Figure record extracts
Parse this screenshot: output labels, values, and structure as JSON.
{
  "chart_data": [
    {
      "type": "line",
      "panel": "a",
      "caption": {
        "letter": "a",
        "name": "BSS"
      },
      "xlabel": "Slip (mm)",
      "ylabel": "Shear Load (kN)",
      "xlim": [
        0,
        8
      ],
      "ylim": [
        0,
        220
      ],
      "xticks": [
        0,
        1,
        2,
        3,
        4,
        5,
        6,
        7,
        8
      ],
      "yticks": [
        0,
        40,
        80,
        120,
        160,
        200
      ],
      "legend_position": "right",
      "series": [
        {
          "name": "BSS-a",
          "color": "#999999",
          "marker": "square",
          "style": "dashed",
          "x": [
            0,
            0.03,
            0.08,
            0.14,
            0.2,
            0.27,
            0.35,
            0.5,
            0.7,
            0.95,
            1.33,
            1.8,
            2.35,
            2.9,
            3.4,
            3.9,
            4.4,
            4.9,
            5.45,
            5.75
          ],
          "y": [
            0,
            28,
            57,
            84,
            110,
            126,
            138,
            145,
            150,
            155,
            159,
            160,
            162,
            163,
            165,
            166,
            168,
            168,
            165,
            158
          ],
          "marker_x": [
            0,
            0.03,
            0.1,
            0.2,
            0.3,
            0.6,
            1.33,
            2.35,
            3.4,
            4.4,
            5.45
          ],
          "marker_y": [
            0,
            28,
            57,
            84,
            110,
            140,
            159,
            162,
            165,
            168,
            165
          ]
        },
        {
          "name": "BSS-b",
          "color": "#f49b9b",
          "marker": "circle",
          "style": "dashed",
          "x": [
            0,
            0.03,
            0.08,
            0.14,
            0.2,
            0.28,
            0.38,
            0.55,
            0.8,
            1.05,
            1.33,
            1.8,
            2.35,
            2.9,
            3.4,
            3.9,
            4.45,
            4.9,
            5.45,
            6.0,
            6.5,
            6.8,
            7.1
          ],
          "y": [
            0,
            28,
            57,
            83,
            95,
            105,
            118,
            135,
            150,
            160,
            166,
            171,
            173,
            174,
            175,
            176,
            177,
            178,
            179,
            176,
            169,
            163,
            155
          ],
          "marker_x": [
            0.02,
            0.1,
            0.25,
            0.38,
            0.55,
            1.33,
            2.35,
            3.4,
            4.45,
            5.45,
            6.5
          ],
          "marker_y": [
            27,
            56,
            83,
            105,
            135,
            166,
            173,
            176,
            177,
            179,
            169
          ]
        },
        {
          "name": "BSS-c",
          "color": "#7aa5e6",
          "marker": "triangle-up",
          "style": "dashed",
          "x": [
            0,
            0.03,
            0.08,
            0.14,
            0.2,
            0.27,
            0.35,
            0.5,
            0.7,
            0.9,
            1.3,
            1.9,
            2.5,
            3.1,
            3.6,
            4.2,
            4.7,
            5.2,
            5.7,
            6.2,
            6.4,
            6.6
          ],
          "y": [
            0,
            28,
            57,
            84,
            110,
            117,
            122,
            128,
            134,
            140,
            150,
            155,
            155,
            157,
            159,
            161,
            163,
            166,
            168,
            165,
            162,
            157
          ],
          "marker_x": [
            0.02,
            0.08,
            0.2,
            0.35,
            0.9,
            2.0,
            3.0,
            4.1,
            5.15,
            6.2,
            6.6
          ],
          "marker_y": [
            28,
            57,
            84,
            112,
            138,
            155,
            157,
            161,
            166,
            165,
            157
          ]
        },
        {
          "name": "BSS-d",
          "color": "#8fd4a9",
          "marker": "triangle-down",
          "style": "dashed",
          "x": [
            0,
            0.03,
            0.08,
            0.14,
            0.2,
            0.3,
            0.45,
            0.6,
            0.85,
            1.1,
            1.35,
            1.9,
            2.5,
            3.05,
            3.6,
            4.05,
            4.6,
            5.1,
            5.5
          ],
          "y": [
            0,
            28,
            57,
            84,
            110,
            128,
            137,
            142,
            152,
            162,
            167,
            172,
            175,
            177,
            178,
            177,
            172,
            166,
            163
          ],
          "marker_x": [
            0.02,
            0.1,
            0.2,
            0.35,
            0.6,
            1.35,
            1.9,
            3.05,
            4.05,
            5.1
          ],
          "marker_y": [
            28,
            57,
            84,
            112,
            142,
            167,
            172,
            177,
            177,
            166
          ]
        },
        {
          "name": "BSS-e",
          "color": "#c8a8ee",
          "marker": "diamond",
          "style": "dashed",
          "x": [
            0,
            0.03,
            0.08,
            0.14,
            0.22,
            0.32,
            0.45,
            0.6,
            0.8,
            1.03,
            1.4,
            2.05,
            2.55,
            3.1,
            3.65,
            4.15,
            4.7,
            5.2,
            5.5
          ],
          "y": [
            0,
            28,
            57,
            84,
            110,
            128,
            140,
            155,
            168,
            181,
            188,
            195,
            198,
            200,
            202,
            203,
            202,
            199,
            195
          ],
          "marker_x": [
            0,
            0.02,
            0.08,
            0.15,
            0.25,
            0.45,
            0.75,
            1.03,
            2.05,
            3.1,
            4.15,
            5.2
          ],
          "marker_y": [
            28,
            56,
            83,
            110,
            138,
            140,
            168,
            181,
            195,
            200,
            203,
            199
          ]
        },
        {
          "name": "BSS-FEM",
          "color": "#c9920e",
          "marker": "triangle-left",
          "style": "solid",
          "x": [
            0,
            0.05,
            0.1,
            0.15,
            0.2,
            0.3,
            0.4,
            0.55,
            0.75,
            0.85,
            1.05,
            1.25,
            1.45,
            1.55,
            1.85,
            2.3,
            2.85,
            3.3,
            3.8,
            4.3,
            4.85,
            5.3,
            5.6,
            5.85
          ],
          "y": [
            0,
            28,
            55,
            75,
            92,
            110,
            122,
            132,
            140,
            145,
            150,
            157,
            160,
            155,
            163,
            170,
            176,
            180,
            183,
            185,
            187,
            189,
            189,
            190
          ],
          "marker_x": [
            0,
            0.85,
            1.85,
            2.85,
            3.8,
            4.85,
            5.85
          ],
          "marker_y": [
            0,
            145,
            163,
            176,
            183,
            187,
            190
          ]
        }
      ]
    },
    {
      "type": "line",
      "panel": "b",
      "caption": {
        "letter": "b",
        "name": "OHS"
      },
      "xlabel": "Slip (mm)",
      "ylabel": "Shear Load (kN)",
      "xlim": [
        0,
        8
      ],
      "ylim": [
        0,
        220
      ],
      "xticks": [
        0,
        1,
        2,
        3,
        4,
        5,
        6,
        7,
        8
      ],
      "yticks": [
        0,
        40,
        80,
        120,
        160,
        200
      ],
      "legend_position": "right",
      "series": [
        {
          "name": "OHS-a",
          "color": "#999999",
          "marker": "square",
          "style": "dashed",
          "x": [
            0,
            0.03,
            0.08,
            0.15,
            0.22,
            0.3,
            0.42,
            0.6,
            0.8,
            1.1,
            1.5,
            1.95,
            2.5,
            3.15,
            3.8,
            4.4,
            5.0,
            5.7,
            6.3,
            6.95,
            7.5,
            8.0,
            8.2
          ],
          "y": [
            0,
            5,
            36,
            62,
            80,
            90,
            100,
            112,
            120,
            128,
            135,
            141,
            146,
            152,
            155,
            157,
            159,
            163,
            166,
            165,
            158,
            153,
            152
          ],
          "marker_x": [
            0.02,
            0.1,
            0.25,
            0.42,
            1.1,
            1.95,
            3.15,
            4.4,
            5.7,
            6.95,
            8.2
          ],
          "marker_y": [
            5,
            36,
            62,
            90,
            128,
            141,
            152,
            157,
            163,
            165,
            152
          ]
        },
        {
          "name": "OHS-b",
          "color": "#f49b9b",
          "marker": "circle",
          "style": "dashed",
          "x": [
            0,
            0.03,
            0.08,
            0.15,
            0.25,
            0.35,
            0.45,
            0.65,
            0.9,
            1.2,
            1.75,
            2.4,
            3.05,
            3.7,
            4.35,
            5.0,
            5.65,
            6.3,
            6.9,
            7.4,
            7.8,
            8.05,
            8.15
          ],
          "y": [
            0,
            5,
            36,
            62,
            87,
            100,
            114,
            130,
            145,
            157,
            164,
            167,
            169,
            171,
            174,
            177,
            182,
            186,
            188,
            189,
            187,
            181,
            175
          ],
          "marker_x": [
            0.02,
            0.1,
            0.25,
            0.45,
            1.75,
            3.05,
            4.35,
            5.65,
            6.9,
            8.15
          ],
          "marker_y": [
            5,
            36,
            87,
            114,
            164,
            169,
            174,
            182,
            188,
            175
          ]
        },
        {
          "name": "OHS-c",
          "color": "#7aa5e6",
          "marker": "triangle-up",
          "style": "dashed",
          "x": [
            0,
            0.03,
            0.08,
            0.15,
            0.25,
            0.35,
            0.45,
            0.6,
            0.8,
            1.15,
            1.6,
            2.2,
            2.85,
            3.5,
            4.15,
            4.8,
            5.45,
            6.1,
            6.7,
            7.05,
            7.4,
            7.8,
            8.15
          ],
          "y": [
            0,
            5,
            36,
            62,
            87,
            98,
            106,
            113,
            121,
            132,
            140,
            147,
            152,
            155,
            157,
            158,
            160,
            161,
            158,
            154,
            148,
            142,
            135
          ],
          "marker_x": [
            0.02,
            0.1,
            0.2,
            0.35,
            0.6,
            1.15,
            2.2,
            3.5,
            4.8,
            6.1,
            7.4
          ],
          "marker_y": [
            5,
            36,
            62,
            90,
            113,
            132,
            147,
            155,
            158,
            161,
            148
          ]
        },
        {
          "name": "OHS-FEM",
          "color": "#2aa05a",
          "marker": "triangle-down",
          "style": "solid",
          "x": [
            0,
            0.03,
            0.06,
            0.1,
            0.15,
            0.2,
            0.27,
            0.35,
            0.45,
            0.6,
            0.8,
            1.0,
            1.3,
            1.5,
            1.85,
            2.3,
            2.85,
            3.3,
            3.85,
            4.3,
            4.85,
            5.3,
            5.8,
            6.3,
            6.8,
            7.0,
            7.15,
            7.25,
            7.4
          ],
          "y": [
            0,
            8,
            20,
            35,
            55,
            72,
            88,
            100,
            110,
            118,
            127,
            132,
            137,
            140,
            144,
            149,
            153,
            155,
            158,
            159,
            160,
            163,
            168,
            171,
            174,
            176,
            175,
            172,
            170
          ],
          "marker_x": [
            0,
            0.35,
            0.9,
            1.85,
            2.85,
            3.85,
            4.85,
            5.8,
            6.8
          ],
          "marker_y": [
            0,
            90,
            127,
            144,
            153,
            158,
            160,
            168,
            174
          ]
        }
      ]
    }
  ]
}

> **Given task**:
Where a line in the material above holds "color", copy that line.

> **Finished answer**:
          "color": "#999999",
          "color": "#f49b9b",
          "color": "#7aa5e6",
          "color": "#8fd4a9",
          "color": "#c8a8ee",
          "color": "#c9920e",
          "color": "#999999",
          "color": "#f49b9b",
          "color": "#7aa5e6",
          "color": "#2aa05a",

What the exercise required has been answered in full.